[Collected data entries]
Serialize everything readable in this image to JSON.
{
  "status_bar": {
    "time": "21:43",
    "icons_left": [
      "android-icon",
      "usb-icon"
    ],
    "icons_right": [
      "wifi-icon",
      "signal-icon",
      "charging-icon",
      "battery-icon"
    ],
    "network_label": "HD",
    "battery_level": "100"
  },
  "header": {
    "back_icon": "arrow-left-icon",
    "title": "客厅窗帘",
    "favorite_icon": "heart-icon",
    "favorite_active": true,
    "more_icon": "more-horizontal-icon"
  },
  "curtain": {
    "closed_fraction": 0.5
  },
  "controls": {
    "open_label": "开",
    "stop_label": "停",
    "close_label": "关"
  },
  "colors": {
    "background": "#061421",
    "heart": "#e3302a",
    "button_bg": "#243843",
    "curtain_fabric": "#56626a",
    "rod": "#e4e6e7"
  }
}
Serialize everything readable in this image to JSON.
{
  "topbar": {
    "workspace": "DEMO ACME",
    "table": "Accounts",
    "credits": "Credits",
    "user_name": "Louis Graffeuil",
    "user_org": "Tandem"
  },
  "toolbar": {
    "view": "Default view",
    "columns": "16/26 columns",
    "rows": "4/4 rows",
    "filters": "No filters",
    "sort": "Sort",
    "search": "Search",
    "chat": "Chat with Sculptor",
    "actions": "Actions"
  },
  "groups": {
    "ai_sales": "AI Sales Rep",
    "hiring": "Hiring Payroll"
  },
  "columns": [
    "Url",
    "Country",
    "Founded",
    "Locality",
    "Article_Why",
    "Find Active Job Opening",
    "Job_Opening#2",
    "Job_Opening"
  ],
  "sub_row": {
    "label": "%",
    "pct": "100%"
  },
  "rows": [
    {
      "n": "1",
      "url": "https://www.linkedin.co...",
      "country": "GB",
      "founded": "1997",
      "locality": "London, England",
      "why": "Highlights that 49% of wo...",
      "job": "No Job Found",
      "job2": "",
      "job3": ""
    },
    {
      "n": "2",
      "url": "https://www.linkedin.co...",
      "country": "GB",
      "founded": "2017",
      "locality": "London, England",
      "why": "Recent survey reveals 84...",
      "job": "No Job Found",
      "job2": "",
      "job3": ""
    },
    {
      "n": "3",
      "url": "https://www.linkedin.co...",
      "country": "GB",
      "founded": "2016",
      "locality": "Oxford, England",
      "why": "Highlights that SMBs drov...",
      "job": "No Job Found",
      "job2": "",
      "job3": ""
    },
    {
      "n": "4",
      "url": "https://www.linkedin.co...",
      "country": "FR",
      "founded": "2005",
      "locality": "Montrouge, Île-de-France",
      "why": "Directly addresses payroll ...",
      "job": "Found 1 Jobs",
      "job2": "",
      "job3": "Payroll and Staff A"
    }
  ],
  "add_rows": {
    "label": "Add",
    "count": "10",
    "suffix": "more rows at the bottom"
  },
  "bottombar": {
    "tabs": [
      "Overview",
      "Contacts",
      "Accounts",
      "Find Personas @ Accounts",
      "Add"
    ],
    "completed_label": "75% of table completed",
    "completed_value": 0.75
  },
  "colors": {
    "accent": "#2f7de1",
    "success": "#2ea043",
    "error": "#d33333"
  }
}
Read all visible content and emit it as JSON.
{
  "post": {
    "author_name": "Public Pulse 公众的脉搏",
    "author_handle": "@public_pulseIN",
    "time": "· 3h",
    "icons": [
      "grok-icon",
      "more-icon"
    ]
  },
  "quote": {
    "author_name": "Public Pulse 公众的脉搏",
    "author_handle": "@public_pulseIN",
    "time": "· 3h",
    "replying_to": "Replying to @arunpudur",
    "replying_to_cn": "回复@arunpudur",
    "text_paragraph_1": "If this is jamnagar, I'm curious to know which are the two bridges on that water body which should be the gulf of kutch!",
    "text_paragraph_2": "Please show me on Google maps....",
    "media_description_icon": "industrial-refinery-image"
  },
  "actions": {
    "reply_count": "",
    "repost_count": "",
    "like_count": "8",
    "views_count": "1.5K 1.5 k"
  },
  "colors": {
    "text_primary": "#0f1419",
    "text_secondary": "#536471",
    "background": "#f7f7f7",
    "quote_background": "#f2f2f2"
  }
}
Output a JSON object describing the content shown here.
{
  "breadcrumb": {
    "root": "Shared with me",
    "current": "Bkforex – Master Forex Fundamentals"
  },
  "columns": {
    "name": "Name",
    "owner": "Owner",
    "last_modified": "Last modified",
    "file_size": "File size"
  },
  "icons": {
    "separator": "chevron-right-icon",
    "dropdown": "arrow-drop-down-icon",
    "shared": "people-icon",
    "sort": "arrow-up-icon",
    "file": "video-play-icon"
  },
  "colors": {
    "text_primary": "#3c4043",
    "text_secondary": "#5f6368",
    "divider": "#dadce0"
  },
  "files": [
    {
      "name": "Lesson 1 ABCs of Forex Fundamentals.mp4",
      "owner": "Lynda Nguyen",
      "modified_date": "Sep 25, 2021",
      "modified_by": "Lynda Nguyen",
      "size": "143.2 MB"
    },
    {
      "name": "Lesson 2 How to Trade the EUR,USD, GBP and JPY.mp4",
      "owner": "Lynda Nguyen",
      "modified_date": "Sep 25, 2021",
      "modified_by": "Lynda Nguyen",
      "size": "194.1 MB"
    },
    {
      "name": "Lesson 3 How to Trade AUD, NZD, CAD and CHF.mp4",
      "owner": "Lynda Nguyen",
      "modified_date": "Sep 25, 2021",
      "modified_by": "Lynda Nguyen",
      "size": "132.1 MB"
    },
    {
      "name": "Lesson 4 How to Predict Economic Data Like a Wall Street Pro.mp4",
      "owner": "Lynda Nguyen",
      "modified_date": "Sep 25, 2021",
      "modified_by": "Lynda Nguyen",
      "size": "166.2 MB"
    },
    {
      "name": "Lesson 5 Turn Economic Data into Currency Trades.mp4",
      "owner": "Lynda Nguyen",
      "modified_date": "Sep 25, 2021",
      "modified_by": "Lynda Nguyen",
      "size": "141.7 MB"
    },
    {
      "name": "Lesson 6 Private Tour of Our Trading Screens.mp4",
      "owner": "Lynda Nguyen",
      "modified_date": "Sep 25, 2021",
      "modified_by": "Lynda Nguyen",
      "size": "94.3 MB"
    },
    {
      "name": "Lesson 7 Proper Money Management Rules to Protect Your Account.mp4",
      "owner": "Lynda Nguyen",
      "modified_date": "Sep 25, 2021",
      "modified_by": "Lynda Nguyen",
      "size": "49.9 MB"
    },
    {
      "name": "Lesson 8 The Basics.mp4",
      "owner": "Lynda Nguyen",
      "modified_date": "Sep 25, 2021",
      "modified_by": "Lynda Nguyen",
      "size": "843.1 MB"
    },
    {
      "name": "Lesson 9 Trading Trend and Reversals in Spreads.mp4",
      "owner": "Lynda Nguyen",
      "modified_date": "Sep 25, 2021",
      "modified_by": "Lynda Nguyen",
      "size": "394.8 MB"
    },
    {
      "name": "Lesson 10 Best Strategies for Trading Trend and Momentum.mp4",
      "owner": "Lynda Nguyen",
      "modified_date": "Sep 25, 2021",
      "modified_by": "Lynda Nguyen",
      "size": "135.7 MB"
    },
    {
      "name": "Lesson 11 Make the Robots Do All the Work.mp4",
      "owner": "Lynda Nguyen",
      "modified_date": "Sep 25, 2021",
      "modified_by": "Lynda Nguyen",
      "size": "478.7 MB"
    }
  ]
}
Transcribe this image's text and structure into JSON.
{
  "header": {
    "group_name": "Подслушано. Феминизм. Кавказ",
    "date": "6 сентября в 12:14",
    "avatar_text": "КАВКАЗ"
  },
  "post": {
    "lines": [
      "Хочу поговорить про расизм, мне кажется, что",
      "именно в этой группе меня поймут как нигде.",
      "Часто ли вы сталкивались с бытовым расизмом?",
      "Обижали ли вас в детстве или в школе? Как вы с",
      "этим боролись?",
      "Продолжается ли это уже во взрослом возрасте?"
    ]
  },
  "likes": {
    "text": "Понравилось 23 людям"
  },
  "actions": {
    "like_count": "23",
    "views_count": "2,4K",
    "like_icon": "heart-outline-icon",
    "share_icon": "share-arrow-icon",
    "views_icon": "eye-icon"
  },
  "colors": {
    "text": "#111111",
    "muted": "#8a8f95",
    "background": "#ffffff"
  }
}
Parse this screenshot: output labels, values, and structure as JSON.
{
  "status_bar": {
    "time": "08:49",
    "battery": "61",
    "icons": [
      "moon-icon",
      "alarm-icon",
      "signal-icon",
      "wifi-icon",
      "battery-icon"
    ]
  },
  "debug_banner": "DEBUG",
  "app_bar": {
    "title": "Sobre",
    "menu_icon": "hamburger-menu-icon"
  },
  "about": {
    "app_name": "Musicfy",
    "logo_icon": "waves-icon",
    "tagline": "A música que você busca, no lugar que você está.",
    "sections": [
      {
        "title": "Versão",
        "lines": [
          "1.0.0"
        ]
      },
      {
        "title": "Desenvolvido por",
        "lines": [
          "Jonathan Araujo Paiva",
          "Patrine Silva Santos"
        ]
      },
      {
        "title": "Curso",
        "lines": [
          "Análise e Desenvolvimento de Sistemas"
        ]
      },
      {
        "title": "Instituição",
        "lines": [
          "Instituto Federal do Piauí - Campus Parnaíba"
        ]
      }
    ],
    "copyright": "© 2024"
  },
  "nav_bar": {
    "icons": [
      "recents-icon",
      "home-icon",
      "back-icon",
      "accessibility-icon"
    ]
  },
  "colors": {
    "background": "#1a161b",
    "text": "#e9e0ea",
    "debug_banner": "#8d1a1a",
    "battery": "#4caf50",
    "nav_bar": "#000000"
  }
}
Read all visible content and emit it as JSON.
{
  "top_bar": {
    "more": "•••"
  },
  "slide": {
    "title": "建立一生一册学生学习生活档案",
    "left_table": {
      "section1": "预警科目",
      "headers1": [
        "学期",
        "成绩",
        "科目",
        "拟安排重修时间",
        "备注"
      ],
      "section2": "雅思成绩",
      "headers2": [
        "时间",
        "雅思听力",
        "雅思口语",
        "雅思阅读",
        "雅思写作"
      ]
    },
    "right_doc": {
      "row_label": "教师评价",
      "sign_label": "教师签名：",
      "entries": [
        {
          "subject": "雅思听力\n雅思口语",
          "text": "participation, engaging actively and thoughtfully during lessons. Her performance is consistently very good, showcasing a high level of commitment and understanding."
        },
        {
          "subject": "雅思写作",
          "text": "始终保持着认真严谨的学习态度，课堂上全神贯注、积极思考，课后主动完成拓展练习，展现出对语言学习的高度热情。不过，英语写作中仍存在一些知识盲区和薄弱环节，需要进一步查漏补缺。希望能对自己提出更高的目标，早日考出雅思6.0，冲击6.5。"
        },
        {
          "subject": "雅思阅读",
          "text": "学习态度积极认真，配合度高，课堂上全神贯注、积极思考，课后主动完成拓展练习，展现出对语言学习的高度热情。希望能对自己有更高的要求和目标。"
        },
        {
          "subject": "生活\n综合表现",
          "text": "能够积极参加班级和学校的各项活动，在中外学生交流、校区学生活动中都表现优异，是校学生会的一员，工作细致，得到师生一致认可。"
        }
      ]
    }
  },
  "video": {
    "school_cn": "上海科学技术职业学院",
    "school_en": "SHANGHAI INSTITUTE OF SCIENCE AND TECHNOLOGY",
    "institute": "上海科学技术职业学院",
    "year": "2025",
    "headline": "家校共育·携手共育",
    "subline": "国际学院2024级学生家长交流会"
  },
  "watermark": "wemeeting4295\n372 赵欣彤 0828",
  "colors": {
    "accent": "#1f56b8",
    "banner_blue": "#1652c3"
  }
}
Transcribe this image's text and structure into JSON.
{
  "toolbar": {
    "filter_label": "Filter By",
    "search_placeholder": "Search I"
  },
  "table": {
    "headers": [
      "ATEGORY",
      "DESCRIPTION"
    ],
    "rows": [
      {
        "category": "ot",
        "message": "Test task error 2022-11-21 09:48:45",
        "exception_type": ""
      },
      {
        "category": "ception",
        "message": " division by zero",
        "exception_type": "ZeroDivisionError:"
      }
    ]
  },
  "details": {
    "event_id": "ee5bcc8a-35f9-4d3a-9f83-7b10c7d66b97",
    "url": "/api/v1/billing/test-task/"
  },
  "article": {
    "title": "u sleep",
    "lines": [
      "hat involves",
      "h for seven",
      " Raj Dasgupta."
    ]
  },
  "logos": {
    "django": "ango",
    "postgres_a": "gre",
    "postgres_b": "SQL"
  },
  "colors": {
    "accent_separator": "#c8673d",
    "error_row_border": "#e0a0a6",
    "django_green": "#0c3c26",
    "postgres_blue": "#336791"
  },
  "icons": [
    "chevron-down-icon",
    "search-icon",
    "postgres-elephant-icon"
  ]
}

- Directions for this task
Copy every line of the records above that holds the word "arrow".

- The completed task
    "back_icon": "arrow-left-icon",
    "dropdown": "arrow-drop-down-icon",
    "sort": "arrow-up-icon",
    "share_icon": "share-arrow-icon",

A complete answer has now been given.